Problems and tasks =
- 1) From the world literature course description, list every course outcome it states.
- 2) Carry the world literature course description forward, picking up right after its final line.

Reading passage =
☆ ☆ ☆
Semester and Year Offered: Monsoon 2021
Course Coordinator and Team: Sandeep R Singh
Email of course coordinator: sandeeprsingh[at]aud[dot]ac[dot]in
Pre-requisites: None.

Aim: This course helps the undergraduate student converse with the idea of a world of literature, how it came to be conceived, what was left in and outside. World literature is not just the name of a diversity of literary practices, but a unifying principle of discourse under which we perceive cultural otherness in the contemporary world. The course thus introduces students of both literature and otherwise with some milestones in the discourse of world literature and the kinds of literary and critical transactions that take place under its name. It is envisaged as one of the beginner’s courses in comparative literary study which trains students to write and think about the stakes in connecting, comparing and resituating literary texts and practices across national traditions and international borders.

Course Outcomes:

  1. Recognize the category of world literature and itemize its differences from national literature courses.
  2. Distinguish between local detail and universal themes in literary reading.
  3. Using comparative reading to generate cross-generic and cross-cultural understandings of genres such as the novel and the lyric.
  4. Show familiarity with the position of India in the world-literature system.
☆ ☆ ☆
Information shown =
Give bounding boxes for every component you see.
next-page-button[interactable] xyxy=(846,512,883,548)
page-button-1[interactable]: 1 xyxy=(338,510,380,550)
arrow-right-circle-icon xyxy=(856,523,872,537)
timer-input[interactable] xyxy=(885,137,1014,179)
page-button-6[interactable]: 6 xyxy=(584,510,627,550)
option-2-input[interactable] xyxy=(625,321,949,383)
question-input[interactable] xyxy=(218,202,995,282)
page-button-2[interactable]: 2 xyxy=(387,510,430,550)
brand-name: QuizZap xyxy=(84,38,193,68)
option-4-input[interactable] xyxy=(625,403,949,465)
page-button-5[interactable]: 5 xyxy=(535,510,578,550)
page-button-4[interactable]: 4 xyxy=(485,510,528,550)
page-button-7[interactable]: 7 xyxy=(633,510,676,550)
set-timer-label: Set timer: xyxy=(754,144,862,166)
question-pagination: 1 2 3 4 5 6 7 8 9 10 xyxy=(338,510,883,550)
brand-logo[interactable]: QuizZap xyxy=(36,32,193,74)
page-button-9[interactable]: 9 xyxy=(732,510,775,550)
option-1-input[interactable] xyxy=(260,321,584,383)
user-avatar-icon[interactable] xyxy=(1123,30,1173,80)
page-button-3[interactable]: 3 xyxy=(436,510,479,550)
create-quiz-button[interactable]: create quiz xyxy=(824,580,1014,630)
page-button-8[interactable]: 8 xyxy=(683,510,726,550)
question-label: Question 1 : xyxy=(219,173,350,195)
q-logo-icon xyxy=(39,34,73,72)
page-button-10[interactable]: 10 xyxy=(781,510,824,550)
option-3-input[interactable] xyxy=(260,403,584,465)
☆ ☆ ☆
Results for the exercise =
- 1)
1. Recognize the category of world literature and itemize its differences from national literature courses.
2. Distinguish between local detail and universal themes in literary reading.
3. Using comparative reading to generate cross-generic and cross-cultural understandings of genres such as the novel and the lyric.
4. Show familiarity with the position of India in the world-literature system.

- 2)
Brief description of modules/ Main modules:
The course comprises of two parts: A. Theories and B. Literatures
A. Theories: Module 1: This module introduces the student with the current status of world literature as a logic of studying literature. It will present this concept through issues emerging from our position in South Asia.
B. Literatures: Module 2. World Poetry, Old and New: This module presents the lyric form as one of the earliest logics of world literature thinking. The texts will range from older lyrical traditions such as the ghazal and their reworking in more contemporary writers. The module thus works with a history of world literature across time periods.
B. Literatures: Module 3. The Novel and the Globe 1: The novel form is assumed to be the best example of the spread of literature around the world. This module comprises of a twentieth-century novel showing the nature of this spread and its attendant forms of reading.
B. Literatures: Module 4. The Novel and the Globe 2: Following the issues explored in the previous module, this module will bring the discussion to the present through a reading of a recent novel that addresses the question of the globe.

Assessment Details with weights:

  • 2 Response papers (20%)
  • Mid-term exam (40%)
  • Final written assignment (40%)

Reading List:

  • David Damrosch, “Goethe coins a phrase”, What is World Literature?, Princeton UP, 2003.
  • Rushdie, Salman. “India and World Literature”, Frontline, 1997.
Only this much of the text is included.